▶ [TASK OBJECTIVE] Output every line below without omitting or altering anything.

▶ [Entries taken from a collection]

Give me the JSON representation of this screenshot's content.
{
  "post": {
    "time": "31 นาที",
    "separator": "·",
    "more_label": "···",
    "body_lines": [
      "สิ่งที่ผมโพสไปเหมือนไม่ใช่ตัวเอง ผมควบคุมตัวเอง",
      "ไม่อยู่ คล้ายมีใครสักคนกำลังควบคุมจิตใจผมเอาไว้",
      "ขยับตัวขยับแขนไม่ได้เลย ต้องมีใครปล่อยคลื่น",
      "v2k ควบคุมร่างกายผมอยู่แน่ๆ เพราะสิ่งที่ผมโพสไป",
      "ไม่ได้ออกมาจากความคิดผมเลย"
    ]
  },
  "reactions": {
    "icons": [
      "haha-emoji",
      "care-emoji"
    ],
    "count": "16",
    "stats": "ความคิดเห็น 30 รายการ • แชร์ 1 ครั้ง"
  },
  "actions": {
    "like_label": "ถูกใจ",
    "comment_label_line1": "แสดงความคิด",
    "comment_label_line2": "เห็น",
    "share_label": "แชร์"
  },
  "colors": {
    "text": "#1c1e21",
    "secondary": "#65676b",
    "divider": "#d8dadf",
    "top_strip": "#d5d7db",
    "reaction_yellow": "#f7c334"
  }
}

▶ [EXERCISE ANSWER]
Give me the JSON representation of this screenshot's content.
{
  "post": {
    "time": "31 นาที",
    "separator": "·",
    "more_label": "···",
    "body_lines": [
      "สิ่งที่ผมโพสไปเหมือนไม่ใช่ตัวเอง ผมควบคุมตัวเอง",
      "ไม่อยู่ คล้ายมีใครสักคนกำลังควบคุมจิตใจผมเอาไว้",
      "ขยับตัวขยับแขนไม่ได้เลย ต้องมีใครปล่อยคลื่น",
      "v2k ควบคุมร่างกายผมอยู่แน่ๆ เพราะสิ่งที่ผมโพสไป",
      "ไม่ได้ออกมาจากความคิดผมเลย"
    ]
  },
  "reactions": {
    "icons": [
      "haha-emoji",
      "care-emoji"
    ],
    "count": "16",
    "stats": "ความคิดเห็น 30 รายการ • แชร์ 1 ครั้ง"
  },
  "actions": {
    "like_label": "ถูกใจ",
    "comment_label_line1": "แสดงความคิด",
    "comment_label_line2": "เห็น",
    "share_label": "แชร์"
  },
  "colors": {
    "text": "#1c1e21",
    "secondary": "#65676b",
    "divider": "#d8dadf",
    "top_strip": "#d5d7db",
    "reaction_yellow": "#f7c334"
  }
}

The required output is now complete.